**Set problem**
Write out every line of the records below without changing a single character.

____

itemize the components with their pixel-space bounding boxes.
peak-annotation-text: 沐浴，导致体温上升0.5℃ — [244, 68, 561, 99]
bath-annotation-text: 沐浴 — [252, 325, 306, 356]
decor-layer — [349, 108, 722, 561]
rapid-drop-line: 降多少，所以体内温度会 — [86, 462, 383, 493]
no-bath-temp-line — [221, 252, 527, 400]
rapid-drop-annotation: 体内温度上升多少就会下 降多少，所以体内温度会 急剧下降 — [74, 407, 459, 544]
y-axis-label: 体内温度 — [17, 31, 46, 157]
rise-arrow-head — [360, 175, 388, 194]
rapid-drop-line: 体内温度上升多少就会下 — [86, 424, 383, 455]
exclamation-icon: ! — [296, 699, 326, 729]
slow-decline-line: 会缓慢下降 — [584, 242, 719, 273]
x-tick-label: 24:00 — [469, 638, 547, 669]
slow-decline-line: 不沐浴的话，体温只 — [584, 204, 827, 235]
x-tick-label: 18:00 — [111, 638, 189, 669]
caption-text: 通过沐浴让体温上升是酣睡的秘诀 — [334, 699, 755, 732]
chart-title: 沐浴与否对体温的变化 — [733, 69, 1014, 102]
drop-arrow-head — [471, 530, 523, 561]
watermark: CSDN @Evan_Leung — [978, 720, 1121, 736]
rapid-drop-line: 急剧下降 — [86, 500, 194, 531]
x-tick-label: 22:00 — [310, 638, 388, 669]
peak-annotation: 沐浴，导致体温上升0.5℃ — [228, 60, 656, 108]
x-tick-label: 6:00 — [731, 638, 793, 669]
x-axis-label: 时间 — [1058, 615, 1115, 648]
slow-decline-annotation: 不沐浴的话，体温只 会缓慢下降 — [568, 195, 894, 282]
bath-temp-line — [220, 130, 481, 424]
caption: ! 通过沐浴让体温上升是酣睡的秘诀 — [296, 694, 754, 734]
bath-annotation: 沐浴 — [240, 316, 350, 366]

____

**Exercise answer**
itemize the components with their pixel-space bounding boxes.
peak-annotation-text: 沐浴，导致体温上升0.5℃ — [244, 68, 561, 99]
bath-annotation-text: 沐浴 — [252, 325, 306, 356]
decor-layer — [349, 108, 722, 561]
rapid-drop-line: 降多少，所以体内温度会 — [86, 462, 383, 493]
no-bath-temp-line — [221, 252, 527, 400]
rapid-drop-annotation: 体内温度上升多少就会下 降多少，所以体内温度会 急剧下降 — [74, 407, 459, 544]
y-axis-label: 体内温度 — [17, 31, 46, 157]
rise-arrow-head — [360, 175, 388, 194]
rapid-drop-line: 体内温度上升多少就会下 — [86, 424, 383, 455]
exclamation-icon: ! — [296, 699, 326, 729]
slow-decline-line: 会缓慢下降 — [584, 242, 719, 273]
x-tick-label: 24:00 — [469, 638, 547, 669]
slow-decline-line: 不沐浴的话，体温只 — [584, 204, 827, 235]
x-tick-label: 18:00 — [111, 638, 189, 669]
caption-text: 通过沐浴让体温上升是酣睡的秘诀 — [334, 699, 755, 732]
chart-title: 沐浴与否对体温的变化 — [733, 69, 1014, 102]
drop-arrow-head — [471, 530, 523, 561]
watermark: CSDN @Evan_Leung — [978, 720, 1121, 736]
rapid-drop-line: 急剧下降 — [86, 500, 194, 531]
x-tick-label: 22:00 — [310, 638, 388, 669]
peak-annotation: 沐浴，导致体温上升0.5℃ — [228, 60, 656, 108]
x-tick-label: 6:00 — [731, 638, 793, 669]
x-axis-label: 时间 — [1058, 615, 1115, 648]
slow-decline-annotation: 不沐浴的话，体温只 会缓慢下降 — [568, 195, 894, 282]
bath-temp-line — [220, 130, 481, 424]
caption: ! 通过沐浴让体温上升是酣睡的秘诀 — [296, 694, 754, 734]
bath-annotation: 沐浴 — [240, 316, 350, 366]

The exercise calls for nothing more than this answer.